**Record set:**
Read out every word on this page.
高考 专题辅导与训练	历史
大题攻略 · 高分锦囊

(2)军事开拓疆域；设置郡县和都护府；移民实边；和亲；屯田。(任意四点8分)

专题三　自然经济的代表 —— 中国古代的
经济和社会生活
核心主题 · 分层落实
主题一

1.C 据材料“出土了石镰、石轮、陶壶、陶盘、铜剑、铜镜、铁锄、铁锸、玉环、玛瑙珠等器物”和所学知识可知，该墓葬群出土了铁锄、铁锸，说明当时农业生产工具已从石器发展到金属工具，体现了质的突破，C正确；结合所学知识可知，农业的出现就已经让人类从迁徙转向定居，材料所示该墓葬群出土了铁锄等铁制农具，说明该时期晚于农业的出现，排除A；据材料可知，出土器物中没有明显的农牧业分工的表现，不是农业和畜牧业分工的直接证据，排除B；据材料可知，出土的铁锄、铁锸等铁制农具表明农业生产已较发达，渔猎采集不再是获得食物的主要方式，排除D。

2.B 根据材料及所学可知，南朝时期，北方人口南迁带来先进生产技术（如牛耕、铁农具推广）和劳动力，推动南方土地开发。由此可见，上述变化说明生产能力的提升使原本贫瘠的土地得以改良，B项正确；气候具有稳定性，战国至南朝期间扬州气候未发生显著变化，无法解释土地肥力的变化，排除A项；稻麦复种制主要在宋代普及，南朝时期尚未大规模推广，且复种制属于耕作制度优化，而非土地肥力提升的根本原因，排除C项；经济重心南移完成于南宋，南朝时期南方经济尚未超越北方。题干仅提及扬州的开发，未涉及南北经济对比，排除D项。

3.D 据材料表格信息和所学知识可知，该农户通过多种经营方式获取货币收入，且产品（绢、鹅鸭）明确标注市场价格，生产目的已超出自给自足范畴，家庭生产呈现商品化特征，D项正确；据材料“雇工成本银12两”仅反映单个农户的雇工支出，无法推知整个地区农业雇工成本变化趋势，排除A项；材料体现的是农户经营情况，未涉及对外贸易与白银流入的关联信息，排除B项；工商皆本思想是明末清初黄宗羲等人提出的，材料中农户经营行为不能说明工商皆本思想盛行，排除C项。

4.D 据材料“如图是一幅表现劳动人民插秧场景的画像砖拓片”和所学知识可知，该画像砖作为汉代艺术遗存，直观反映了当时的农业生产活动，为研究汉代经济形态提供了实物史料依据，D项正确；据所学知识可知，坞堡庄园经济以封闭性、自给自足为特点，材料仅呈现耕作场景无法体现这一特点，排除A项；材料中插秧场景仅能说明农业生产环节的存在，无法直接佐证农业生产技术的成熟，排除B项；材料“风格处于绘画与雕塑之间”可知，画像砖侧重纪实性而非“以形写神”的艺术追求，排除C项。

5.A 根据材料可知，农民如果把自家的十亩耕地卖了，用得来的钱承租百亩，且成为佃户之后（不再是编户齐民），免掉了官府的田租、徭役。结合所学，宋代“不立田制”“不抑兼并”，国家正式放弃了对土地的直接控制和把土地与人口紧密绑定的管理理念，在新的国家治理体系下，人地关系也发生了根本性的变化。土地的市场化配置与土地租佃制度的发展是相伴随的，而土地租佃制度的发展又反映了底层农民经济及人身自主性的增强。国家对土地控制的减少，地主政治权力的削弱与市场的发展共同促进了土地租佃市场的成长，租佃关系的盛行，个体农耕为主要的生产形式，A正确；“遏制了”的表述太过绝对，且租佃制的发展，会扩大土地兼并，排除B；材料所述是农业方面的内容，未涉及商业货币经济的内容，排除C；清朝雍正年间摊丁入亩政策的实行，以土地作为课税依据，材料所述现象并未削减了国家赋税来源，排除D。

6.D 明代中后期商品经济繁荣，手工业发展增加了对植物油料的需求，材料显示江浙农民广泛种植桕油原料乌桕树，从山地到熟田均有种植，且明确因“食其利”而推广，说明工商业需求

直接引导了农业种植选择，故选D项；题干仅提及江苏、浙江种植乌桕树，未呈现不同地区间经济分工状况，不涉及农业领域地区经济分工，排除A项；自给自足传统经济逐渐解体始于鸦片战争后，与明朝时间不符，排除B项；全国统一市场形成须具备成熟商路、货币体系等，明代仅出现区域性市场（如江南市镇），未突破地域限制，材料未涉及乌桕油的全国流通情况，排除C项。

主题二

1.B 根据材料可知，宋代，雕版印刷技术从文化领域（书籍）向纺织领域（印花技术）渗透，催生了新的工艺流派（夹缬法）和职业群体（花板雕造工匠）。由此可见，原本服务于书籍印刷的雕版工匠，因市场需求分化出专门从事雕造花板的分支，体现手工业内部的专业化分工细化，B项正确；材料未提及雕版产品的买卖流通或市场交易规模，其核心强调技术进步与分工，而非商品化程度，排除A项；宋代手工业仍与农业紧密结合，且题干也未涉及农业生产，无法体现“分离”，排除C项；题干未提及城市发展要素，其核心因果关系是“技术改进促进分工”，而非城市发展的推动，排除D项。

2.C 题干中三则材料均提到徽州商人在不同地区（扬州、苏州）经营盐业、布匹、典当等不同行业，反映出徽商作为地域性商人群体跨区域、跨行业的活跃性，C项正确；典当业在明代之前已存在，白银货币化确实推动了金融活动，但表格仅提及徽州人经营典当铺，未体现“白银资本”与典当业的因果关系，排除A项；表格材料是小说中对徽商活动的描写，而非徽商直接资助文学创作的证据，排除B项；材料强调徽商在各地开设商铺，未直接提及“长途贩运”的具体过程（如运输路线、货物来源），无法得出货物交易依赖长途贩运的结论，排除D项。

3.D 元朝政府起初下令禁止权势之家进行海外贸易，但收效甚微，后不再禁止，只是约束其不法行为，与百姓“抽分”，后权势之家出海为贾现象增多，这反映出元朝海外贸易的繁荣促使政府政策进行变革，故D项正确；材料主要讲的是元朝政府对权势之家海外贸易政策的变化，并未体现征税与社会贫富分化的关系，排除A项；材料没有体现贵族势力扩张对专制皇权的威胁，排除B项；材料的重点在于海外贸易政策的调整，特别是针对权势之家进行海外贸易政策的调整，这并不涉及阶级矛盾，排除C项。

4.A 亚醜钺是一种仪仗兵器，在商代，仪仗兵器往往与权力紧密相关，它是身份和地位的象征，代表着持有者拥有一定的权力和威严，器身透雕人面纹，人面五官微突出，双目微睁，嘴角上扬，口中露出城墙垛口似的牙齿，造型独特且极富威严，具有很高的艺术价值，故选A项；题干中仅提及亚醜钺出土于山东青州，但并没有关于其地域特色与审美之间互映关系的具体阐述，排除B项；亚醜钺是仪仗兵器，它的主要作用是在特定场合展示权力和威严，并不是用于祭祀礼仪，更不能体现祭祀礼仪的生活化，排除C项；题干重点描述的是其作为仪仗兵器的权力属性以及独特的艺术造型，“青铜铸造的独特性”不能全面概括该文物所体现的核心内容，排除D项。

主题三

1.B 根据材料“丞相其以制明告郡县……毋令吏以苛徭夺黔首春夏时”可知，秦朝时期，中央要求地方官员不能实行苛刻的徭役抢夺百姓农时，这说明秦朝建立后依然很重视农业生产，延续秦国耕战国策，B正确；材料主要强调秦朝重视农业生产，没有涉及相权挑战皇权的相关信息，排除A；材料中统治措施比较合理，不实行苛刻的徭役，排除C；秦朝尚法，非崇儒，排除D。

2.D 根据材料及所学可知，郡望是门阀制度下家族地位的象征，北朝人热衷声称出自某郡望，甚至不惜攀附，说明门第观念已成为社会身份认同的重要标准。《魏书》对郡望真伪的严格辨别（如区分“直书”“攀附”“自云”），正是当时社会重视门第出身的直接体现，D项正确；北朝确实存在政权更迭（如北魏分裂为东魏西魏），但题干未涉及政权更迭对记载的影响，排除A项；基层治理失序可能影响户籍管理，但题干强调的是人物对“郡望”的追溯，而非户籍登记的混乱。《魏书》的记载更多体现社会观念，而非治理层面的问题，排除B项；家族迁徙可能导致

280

**Requirements:** Give the count of lines in the data above that hold the string "根据材料及所学可知", with no additional words.

**Response for this exercise:** 2